[Start]
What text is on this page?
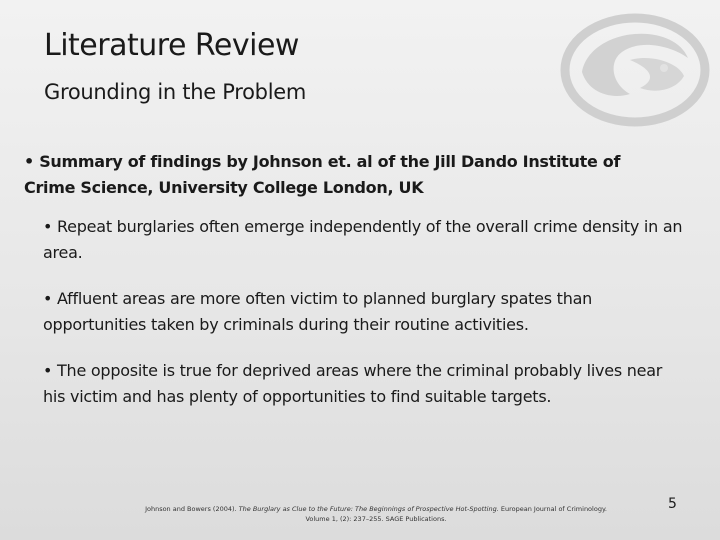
Literature Review
Grounding in the Problem

• Summary of findings by Johnson et. al of the Jill Dando Institute of Crime Science, University College London, UK

• Repeat burglaries often emerge independently of the overall crime density in an area.

• Affluent areas are more often victim to planned burglary spates than opportunities taken by criminals during their routine activities.

• The opposite is true for deprived areas where the criminal probably lives near his victim and has plenty of opportunities to find suitable targets.

Johnson and Bowers (2004). The Burglary as Clue to the Future: The Beginnings of Prospective Hot-Spotting. European Journal of Criminology.
Volume 1, (2): 237–255. SAGE Publications.

5
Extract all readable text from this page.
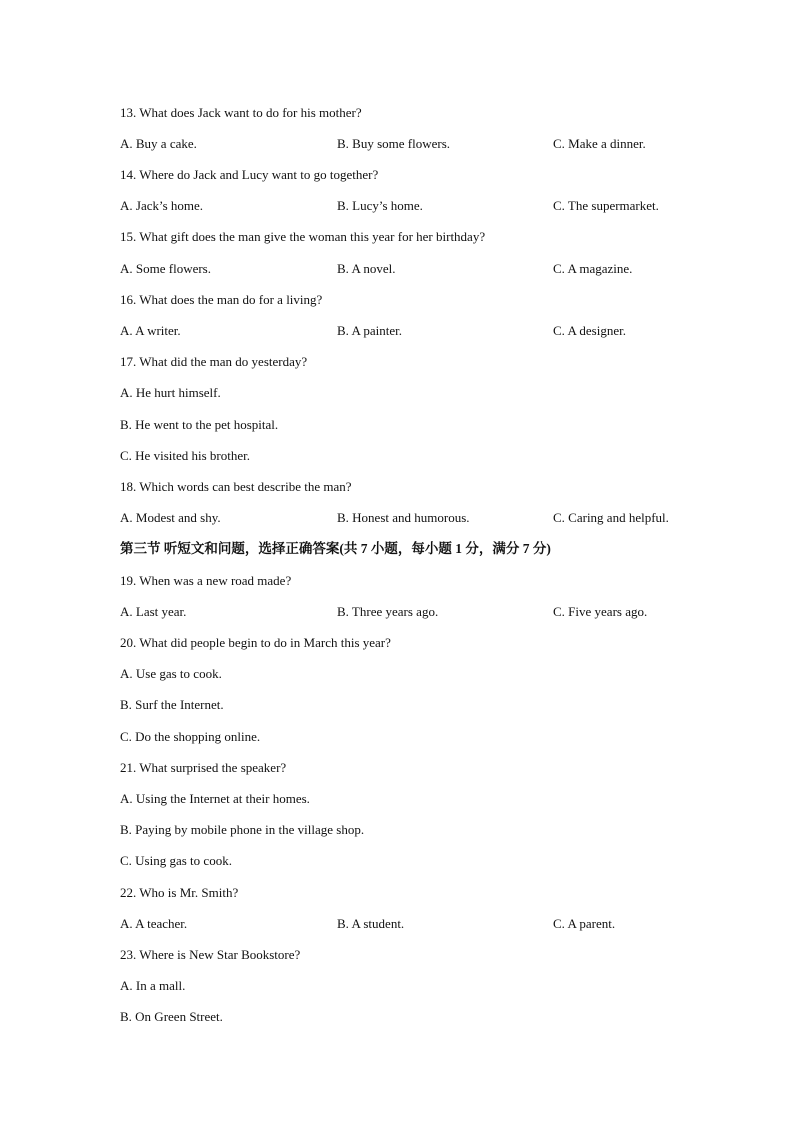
13. What does Jack want to do for his mother?
A. Buy a cake.	B. Buy some flowers.	C. Make a dinner.
14. Where do Jack and Lucy want to go together?
A. Jack’s home.	B. Lucy’s home.	C. The supermarket.
15. What gift does the man give the woman this year for her birthday?
A. Some flowers.	B. A novel.	C. A magazine.
16. What does the man do for a living?
A. A writer.	B. A painter.	C. A designer.
17. What did the man do yesterday?
A. He hurt himself.
B. He went to the pet hospital.
C. He visited his brother.
18. Which words can best describe the man?
A. Modest and shy.	B. Honest and humorous.	C. Caring and helpful.
第三节 听短文和问题，选择正确答案(共 7 小题，每小题 1 分，满分 7 分)
19. When was a new road made?
A. Last year.	B. Three years ago.	C. Five years ago.
20. What did people begin to do in March this year?
A. Use gas to cook.
B. Surf the Internet.
C. Do the shopping online.
21. What surprised the speaker?
A. Using the Internet at their homes.
B. Paying by mobile phone in the village shop.
C. Using gas to cook.
22. Who is Mr. Smith?
A. A teacher.	B. A student.	C. A parent.
23. Where is New Star Bookstore?
A. In a mall.
B. On Green Street.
[End]
§ **Exercise objective**: Write out the entries again, exactly as given, skipping any images.

§ **Response to the exercise**:
What text is on this page?
Literature Review
Grounding in the Problem

• Summary of findings by Johnson et. al of the Jill Dando Institute of Crime Science, University College London, UK

• Repeat burglaries often emerge independently of the overall crime density in an area.

• Affluent areas are more often victim to planned burglary spates than opportunities taken by criminals during their routine activities.

• The opposite is true for deprived areas where the criminal probably lives near his victim and has plenty of opportunities to find suitable targets.

Johnson and Bowers (2004). The Burglary as Clue to the Future: The Beginnings of Prospective Hot-Spotting. European Journal of Criminology.
Volume 1, (2): 237–255. SAGE Publications.

5
Extract all readable text from this page.
13. What does Jack want to do for his mother?
A. Buy a cake.	B. Buy some flowers.	C. Make a dinner.
14. Where do Jack and Lucy want to go together?
A. Jack’s home.	B. Lucy’s home.	C. The supermarket.
15. What gift does the man give the woman this year for her birthday?
A. Some flowers.	B. A novel.	C. A magazine.
16. What does the man do for a living?
A. A writer.	B. A painter.	C. A designer.
17. What did the man do yesterday?
A. He hurt himself.
B. He went to the pet hospital.
C. He visited his brother.
18. Which words can best describe the man?
A. Modest and shy.	B. Honest and humorous.	C. Caring and helpful.
第三节 听短文和问题，选择正确答案(共 7 小题，每小题 1 分，满分 7 分)
19. When was a new road made?
A. Last year.	B. Three years ago.	C. Five years ago.
20. What did people begin to do in March this year?
A. Use gas to cook.
B. Surf the Internet.
C. Do the shopping online.
21. What surprised the speaker?
A. Using the Internet at their homes.
B. Paying by mobile phone in the village shop.
C. Using gas to cook.
22. Who is Mr. Smith?
A. A teacher.	B. A student.	C. A parent.
23. Where is New Star Bookstore?
A. In a mall.
B. On Green Street.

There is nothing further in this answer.